#### OBJECTIVE
Look through the material below and give the number of lines holding "provided", with no other words.

#### DATA SHOWN
****************
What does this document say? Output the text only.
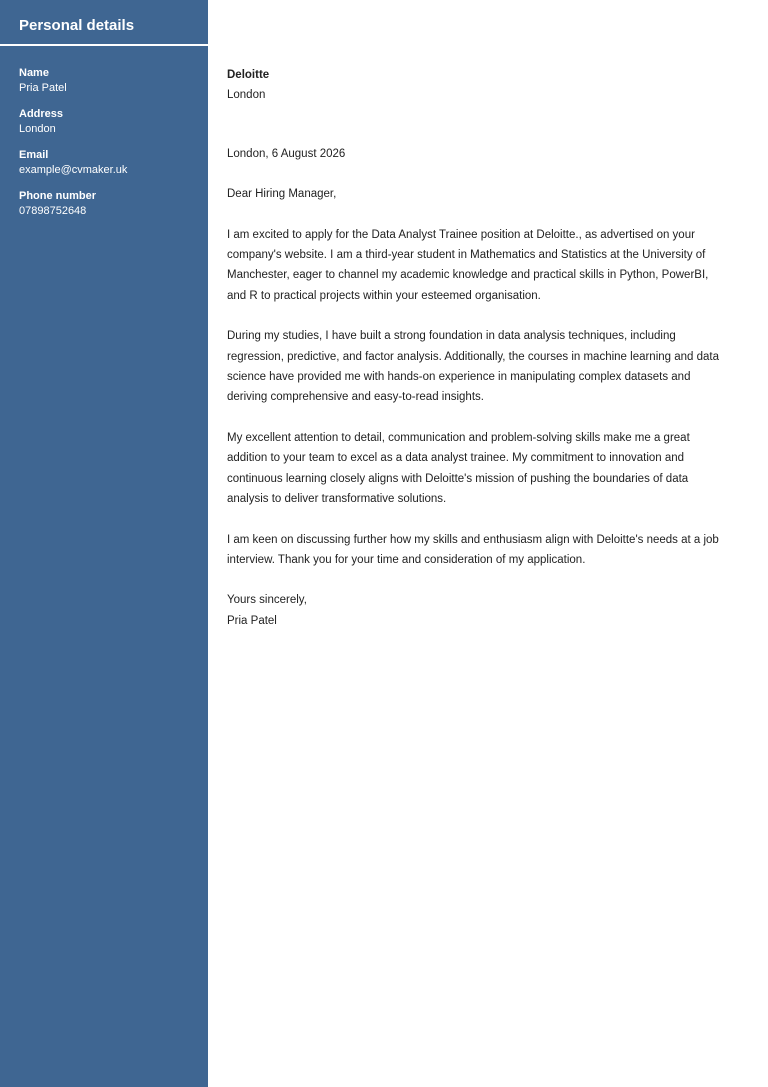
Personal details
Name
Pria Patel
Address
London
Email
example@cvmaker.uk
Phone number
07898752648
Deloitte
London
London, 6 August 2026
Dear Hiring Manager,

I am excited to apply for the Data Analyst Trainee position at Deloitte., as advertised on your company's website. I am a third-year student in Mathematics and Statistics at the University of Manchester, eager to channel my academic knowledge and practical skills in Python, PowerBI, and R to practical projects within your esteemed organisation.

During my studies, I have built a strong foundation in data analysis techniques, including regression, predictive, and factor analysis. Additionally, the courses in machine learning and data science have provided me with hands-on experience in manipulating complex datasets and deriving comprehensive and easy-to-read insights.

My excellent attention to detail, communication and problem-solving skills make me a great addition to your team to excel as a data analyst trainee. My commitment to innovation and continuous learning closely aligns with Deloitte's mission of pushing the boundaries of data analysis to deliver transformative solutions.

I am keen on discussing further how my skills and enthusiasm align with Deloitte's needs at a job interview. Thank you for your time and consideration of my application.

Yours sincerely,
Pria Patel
****************
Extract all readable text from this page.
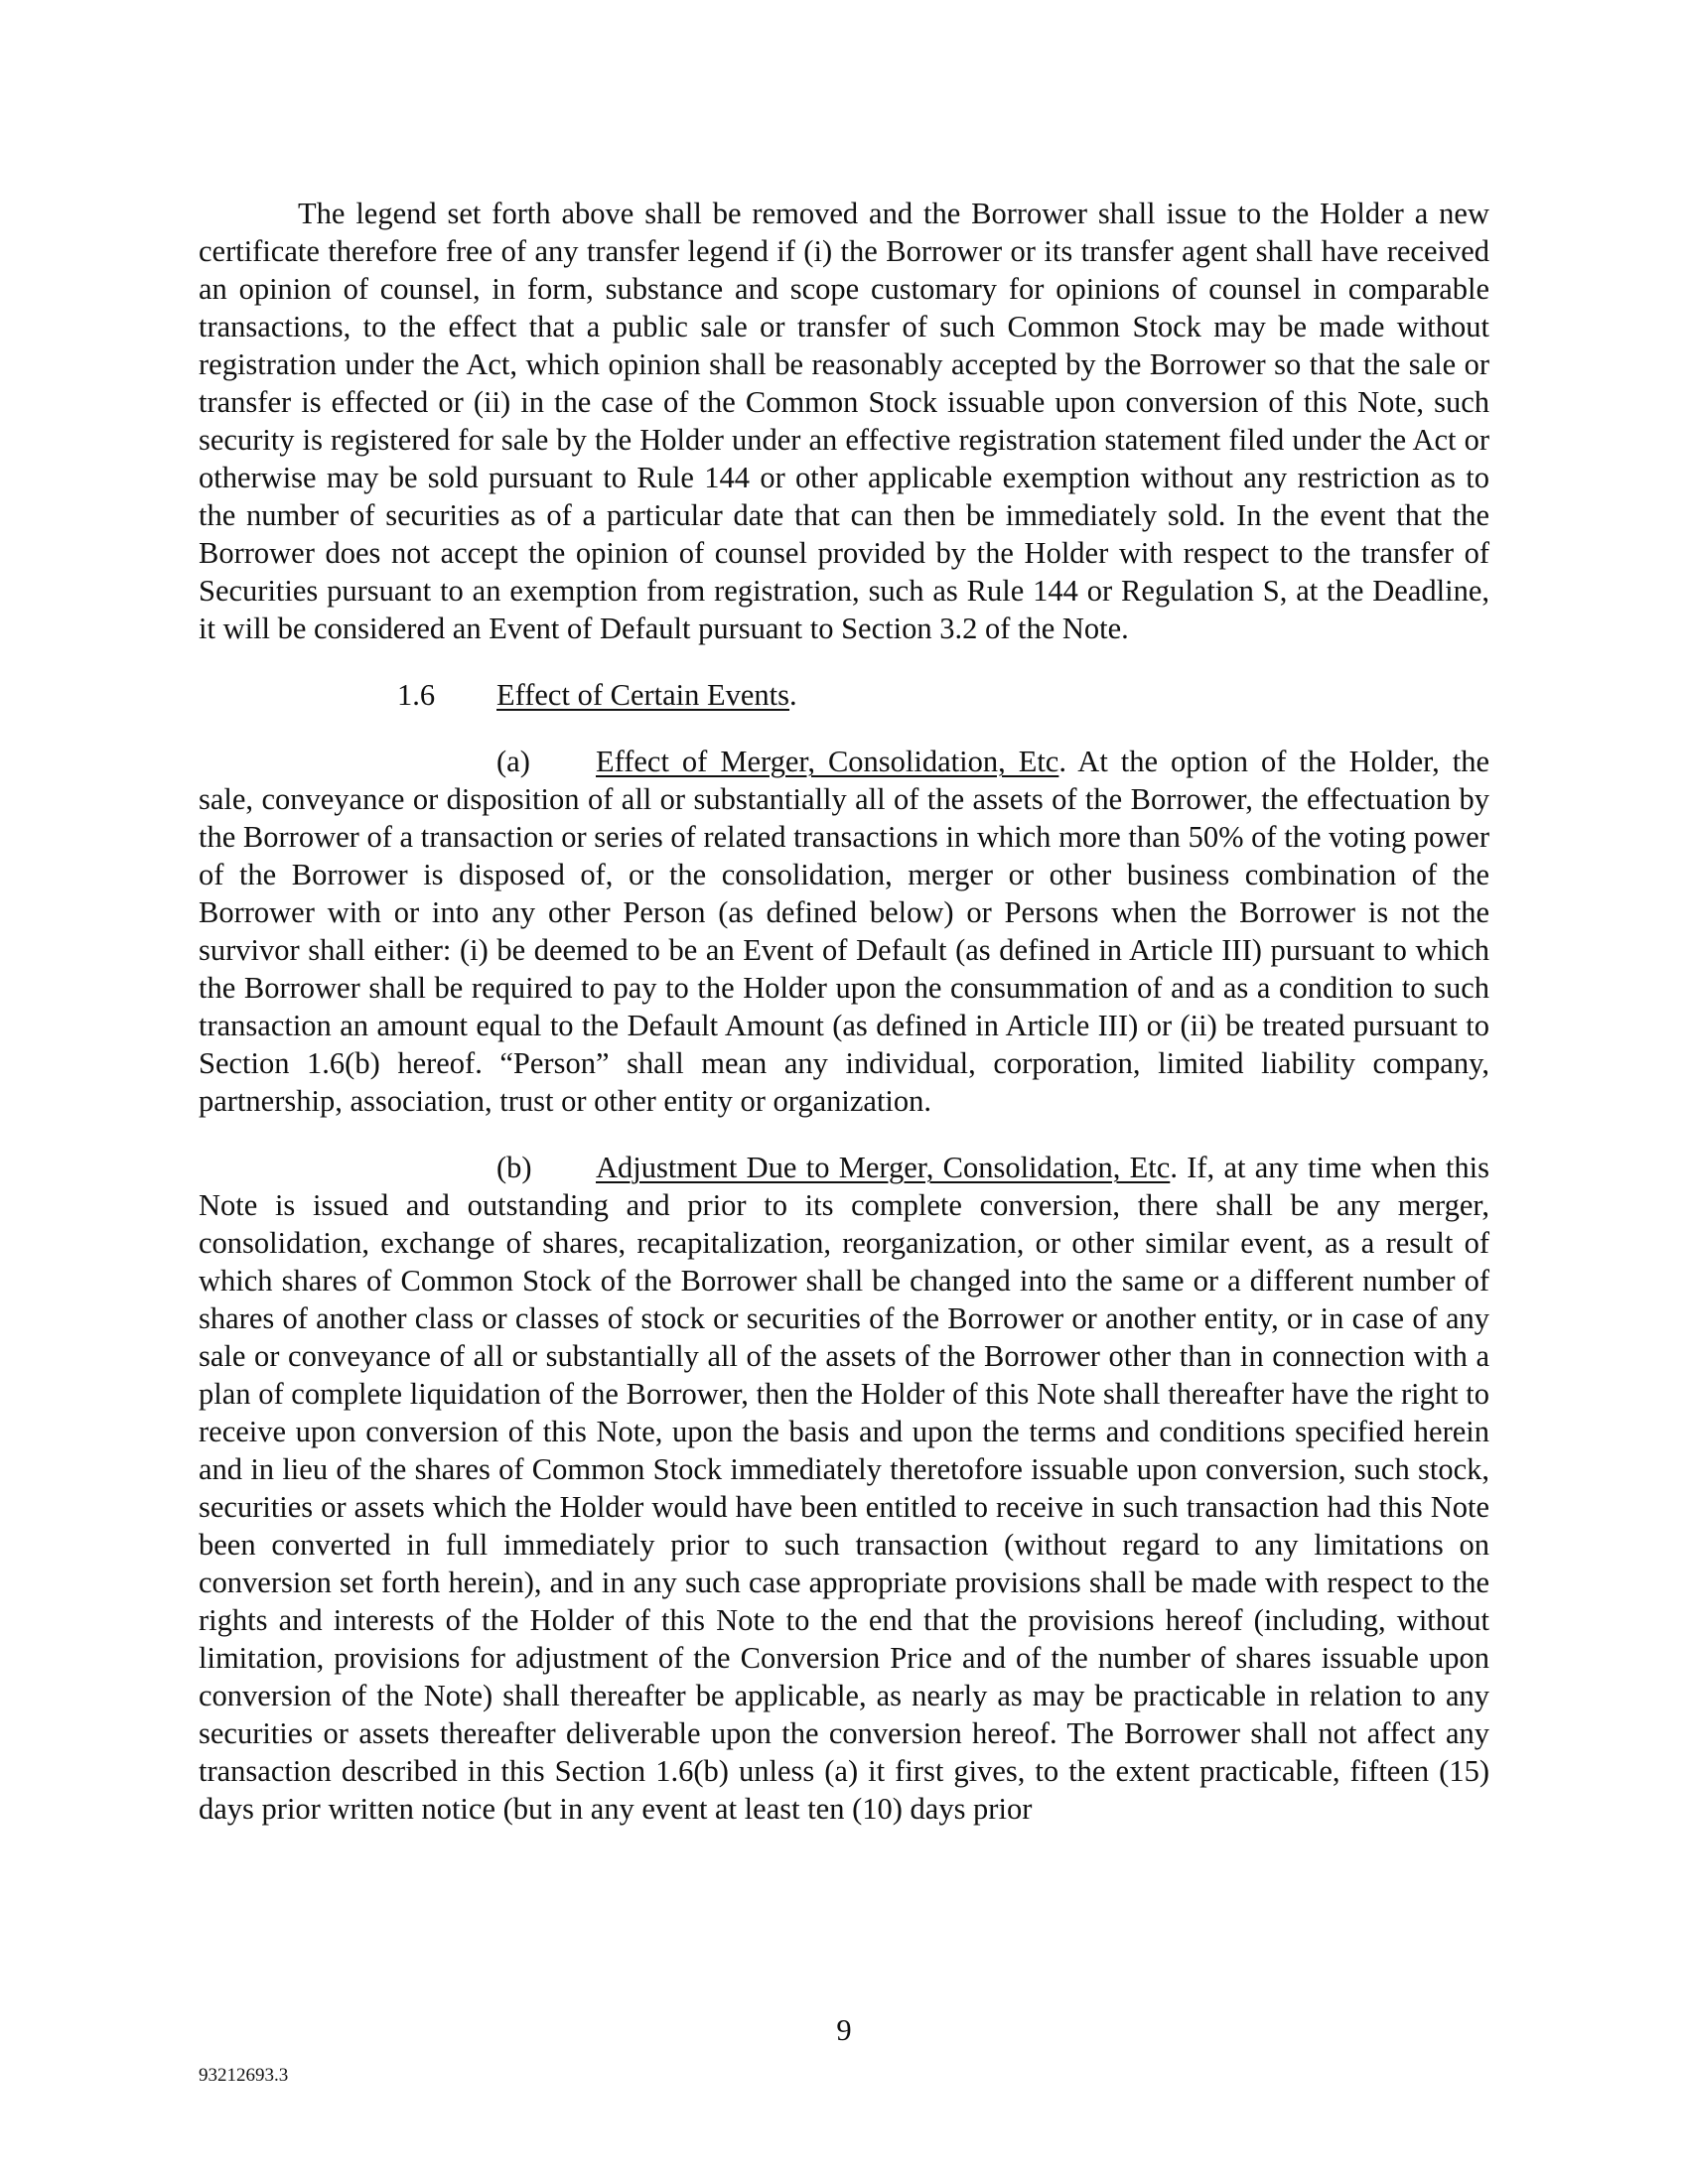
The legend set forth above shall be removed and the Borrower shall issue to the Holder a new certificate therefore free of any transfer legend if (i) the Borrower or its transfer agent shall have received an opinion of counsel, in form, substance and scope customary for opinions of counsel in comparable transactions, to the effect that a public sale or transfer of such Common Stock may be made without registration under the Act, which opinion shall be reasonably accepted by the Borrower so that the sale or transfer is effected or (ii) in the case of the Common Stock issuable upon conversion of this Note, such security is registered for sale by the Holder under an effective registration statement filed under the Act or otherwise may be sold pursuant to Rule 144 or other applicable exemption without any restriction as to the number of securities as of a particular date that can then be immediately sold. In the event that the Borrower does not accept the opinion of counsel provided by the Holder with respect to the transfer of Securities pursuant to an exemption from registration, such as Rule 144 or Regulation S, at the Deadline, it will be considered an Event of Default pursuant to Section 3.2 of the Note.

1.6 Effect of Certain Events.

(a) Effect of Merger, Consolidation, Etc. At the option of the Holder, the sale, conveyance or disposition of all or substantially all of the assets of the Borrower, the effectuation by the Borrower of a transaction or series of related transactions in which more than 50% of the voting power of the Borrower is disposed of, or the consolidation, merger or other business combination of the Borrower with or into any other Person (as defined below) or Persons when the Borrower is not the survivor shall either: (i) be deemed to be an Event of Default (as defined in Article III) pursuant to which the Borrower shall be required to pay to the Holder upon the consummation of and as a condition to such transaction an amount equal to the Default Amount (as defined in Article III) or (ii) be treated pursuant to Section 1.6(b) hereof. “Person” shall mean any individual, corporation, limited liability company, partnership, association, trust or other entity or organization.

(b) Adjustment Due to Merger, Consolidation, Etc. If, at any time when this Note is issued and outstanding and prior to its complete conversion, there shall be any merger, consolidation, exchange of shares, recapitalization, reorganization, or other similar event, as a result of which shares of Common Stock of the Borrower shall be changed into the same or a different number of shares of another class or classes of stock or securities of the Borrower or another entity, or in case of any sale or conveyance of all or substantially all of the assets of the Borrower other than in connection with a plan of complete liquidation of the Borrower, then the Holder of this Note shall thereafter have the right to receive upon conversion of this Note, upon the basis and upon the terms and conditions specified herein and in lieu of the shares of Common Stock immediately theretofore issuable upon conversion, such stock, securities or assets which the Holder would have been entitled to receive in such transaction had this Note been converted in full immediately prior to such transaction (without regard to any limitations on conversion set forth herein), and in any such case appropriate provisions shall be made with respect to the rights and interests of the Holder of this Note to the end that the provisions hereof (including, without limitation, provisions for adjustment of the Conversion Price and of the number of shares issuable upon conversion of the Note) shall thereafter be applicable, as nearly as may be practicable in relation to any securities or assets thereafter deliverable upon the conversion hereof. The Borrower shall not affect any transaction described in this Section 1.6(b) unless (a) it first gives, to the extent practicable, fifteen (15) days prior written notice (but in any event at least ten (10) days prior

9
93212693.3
****************
#### WRITTEN ANSWER
2